Record set:
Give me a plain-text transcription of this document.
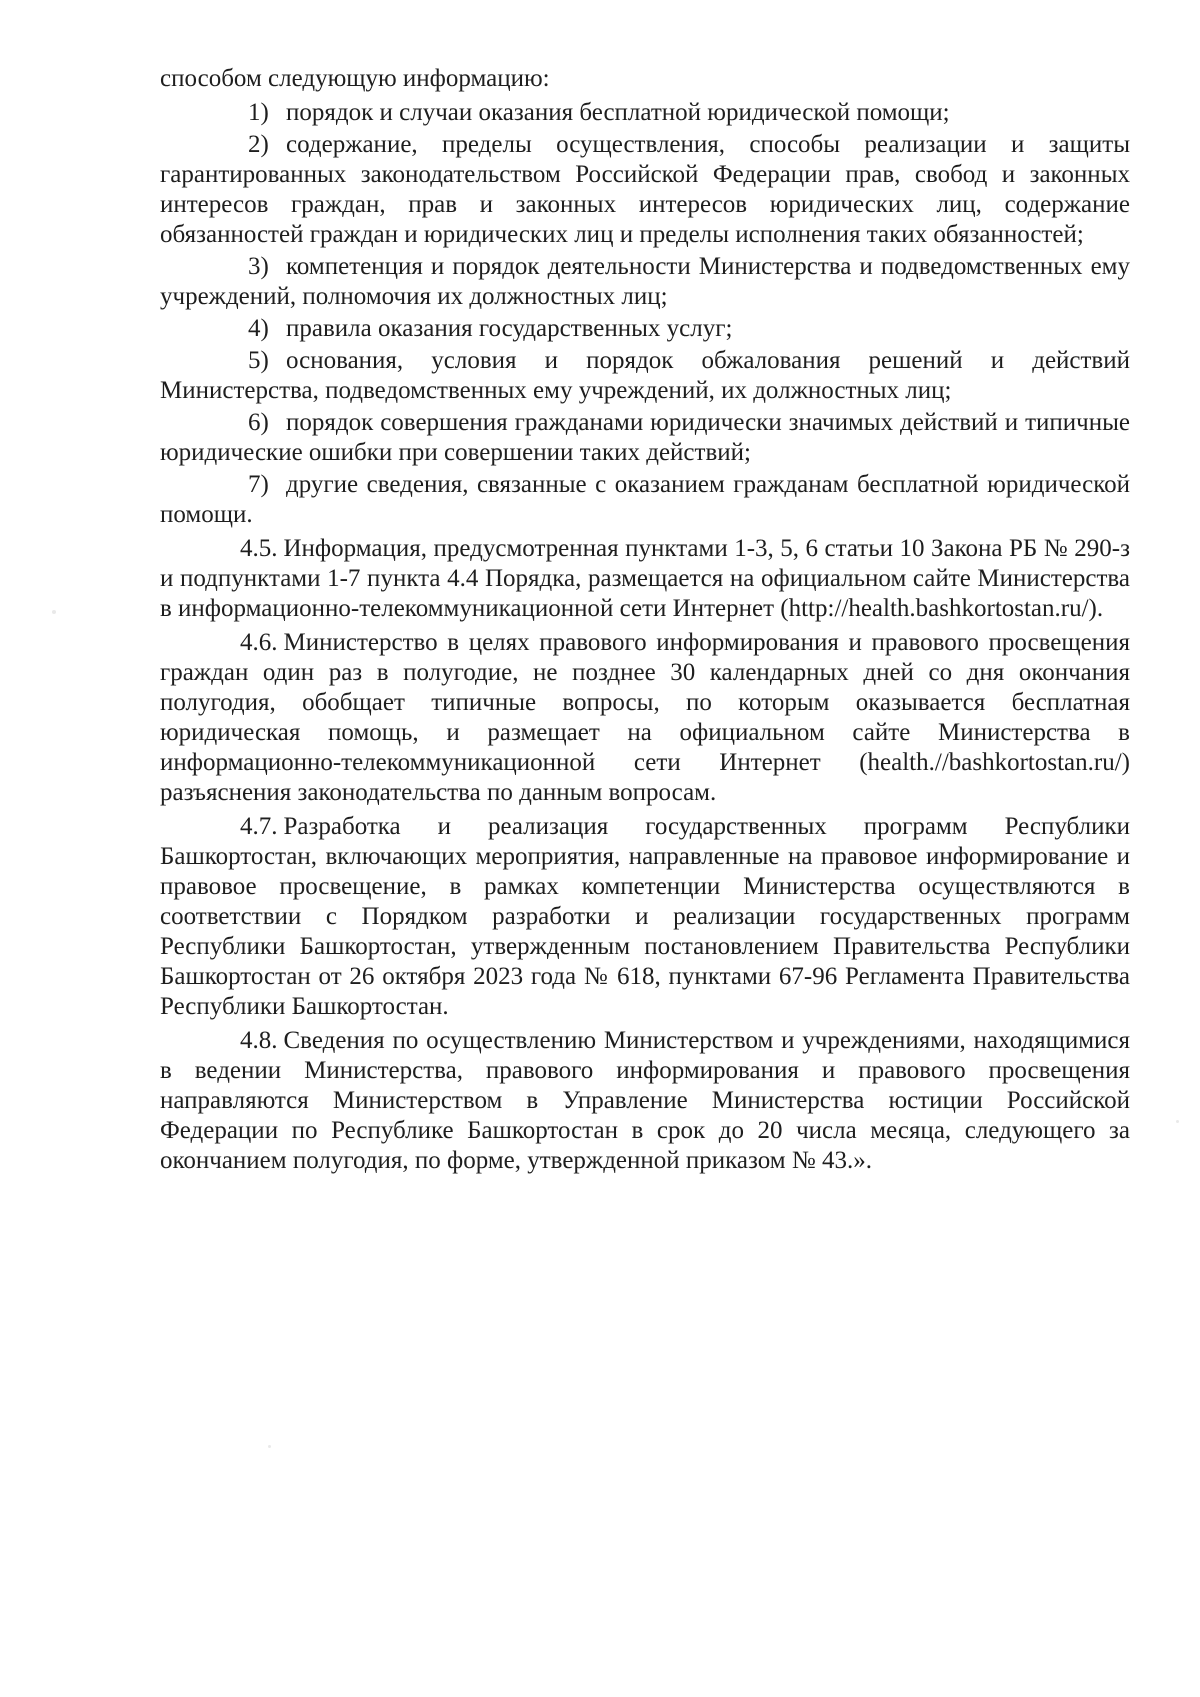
способом следующую информацию:

1) порядок и случаи оказания бесплатной юридической помощи;

2) содержание, пределы осуществления, способы реализации и защиты гарантированных законодательством Российской Федерации прав, свобод и законных интересов граждан, прав и законных интересов юридических лиц, содержание обязанностей граждан и юридических лиц и пределы исполнения таких обязанностей;

3) компетенция и порядок деятельности Министерства и подведомственных ему учреждений, полномочия их должностных лиц;

4) правила оказания государственных услуг;

5) основания, условия и порядок обжалования решений и действий Министерства, подведомственных ему учреждений, их должностных лиц;

6) порядок совершения гражданами юридически значимых действий и типичные юридические ошибки при совершении таких действий;

7) другие сведения, связанные с оказанием гражданам бесплатной юридической помощи.

4.5. Информация, предусмотренная пунктами 1-3, 5, 6 статьи 10 Закона РБ № 290-з и подпунктами 1-7 пункта 4.4 Порядка, размещается на официальном сайте Министерства в информационно-телекоммуникационной сети Интернет (http://health.bashkortostan.ru/).

4.6. Министерство в целях правового информирования и правового просвещения граждан один раз в полугодие, не позднее 30 календарных дней со дня окончания полугодия, обобщает типичные вопросы, по которым оказывается бесплатная юридическая помощь, и размещает на официальном сайте Министерства в информационно-телекоммуникационной сети Интернет (health.//bashkortostan.ru/) разъяснения законодательства по данным вопросам.

4.7. Разработка и реализация государственных программ Республики Башкортостан, включающих мероприятия, направленные на правовое информирование и правовое просвещение, в рамках компетенции Министерства осуществляются в соответствии с Порядком разработки и реализации государственных программ Республики Башкортостан, утвержденным постановлением Правительства Республики Башкортостан от 26 октября 2023 года № 618, пунктами 67-96 Регламента Правительства Республики Башкортостан.

4.8. Сведения по осуществлению Министерством и учреждениями, находящимися в ведении Министерства, правового информирования и правового просвещения направляются Министерством в Управление Министерства юстиции Российской Федерации по Республике Башкортостан в срок до 20 числа месяца, следующего за окончанием полугодия, по форме, утвержденной приказом № 43.».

Work required:
Quote the material exactly. Pictures stay out.

Solution:
Give me a plain-text transcription of this document.
способом следующую информацию:

1) порядок и случаи оказания бесплатной юридической помощи;

2) содержание, пределы осуществления, способы реализации и защиты гарантированных законодательством Российской Федерации прав, свобод и законных интересов граждан, прав и законных интересов юридических лиц, содержание обязанностей граждан и юридических лиц и пределы исполнения таких обязанностей;

3) компетенция и порядок деятельности Министерства и подведомственных ему учреждений, полномочия их должностных лиц;

4) правила оказания государственных услуг;

5) основания, условия и порядок обжалования решений и действий Министерства, подведомственных ему учреждений, их должностных лиц;

6) порядок совершения гражданами юридически значимых действий и типичные юридические ошибки при совершении таких действий;

7) другие сведения, связанные с оказанием гражданам бесплатной юридической помощи.

4.5. Информация, предусмотренная пунктами 1-3, 5, 6 статьи 10 Закона РБ № 290-з и подпунктами 1-7 пункта 4.4 Порядка, размещается на официальном сайте Министерства в информационно-телекоммуникационной сети Интернет (http://health.bashkortostan.ru/).

4.6. Министерство в целях правового информирования и правового просвещения граждан один раз в полугодие, не позднее 30 календарных дней со дня окончания полугодия, обобщает типичные вопросы, по которым оказывается бесплатная юридическая помощь, и размещает на официальном сайте Министерства в информационно-телекоммуникационной сети Интернет (health.//bashkortostan.ru/) разъяснения законодательства по данным вопросам.

4.7. Разработка и реализация государственных программ Республики Башкортостан, включающих мероприятия, направленные на правовое информирование и правовое просвещение, в рамках компетенции Министерства осуществляются в соответствии с Порядком разработки и реализации государственных программ Республики Башкортостан, утвержденным постановлением Правительства Республики Башкортостан от 26 октября 2023 года № 618, пунктами 67-96 Регламента Правительства Республики Башкортостан.

4.8. Сведения по осуществлению Министерством и учреждениями, находящимися в ведении Министерства, правового информирования и правового просвещения направляются Министерством в Управление Министерства юстиции Российской Федерации по Республике Башкортостан в срок до 20 числа месяца, следующего за окончанием полугодия, по форме, утвержденной приказом № 43.».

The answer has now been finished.